Each line that holds the string "ylabel" counts once; say how many such lines there are and add nothing.

______________________________

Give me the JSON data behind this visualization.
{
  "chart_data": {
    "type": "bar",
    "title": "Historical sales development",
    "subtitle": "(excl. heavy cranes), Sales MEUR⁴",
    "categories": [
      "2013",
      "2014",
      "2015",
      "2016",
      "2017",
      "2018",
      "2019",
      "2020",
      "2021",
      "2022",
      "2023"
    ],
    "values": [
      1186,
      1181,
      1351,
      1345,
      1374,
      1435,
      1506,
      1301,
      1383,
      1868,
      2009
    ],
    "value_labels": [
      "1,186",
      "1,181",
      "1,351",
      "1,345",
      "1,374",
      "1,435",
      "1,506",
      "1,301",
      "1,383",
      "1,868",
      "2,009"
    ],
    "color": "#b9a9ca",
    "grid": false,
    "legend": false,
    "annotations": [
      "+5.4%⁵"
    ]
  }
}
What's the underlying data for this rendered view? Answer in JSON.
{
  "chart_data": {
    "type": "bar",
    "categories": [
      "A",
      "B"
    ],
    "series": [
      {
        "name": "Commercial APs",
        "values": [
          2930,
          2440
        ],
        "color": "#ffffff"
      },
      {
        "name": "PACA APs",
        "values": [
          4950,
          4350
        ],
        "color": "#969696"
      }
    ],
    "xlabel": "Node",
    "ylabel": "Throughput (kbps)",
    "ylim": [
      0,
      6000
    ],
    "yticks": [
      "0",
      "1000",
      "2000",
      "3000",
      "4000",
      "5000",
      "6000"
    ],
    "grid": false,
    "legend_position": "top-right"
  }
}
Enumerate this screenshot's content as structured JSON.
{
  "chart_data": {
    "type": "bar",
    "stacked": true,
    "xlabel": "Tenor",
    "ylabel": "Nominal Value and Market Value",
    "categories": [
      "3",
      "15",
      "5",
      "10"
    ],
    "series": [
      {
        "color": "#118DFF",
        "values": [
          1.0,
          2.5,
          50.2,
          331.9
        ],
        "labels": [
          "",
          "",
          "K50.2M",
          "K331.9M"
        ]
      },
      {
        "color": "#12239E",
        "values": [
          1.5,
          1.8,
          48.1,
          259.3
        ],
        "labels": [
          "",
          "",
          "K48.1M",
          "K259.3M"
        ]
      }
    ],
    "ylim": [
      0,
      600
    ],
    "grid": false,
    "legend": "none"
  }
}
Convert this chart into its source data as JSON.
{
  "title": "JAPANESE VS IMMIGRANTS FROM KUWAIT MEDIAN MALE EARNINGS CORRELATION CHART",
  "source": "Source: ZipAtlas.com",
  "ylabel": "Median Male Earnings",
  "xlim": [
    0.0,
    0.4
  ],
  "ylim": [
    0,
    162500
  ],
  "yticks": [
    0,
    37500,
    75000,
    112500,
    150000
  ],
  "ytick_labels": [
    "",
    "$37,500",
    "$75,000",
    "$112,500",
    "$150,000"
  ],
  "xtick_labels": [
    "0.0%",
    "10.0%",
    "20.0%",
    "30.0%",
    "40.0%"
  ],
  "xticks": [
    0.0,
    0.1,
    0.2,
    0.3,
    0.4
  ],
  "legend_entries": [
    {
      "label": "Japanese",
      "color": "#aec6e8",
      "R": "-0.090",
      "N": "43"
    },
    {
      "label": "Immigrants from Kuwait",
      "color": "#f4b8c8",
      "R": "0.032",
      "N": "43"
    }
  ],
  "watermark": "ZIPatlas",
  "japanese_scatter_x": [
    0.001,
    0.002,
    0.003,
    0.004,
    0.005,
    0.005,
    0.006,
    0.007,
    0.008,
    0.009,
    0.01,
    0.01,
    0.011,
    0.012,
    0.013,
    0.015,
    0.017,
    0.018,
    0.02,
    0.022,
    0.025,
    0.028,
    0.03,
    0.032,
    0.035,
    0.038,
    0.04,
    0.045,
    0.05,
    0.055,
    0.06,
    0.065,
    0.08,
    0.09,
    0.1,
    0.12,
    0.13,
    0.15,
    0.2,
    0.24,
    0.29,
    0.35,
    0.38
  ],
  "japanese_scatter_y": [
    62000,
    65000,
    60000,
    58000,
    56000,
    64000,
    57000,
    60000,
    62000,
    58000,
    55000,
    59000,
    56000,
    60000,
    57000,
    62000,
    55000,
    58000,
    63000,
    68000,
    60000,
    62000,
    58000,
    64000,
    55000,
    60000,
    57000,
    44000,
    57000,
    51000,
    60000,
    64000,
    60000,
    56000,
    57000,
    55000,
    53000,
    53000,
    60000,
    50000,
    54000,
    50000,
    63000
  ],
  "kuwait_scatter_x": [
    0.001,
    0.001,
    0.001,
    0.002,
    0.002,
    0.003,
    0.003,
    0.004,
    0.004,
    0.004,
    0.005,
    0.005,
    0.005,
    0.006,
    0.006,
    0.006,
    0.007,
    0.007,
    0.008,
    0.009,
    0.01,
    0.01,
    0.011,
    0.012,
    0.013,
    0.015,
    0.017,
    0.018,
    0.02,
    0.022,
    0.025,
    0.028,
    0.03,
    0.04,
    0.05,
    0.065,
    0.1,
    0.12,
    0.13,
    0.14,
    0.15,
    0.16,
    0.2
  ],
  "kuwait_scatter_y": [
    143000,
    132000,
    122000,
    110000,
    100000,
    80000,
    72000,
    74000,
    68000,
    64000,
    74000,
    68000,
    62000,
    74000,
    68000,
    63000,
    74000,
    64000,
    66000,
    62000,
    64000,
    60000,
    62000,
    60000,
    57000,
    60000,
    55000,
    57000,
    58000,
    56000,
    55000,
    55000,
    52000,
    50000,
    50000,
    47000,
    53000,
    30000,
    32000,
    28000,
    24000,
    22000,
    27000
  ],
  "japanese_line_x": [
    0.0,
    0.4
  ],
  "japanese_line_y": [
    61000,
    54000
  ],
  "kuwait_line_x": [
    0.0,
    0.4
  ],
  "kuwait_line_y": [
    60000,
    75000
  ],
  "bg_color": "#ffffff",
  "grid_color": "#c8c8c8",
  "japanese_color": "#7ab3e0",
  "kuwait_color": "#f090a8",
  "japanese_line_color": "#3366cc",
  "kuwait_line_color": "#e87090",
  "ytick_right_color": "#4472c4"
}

______________________________

Finished answer: 3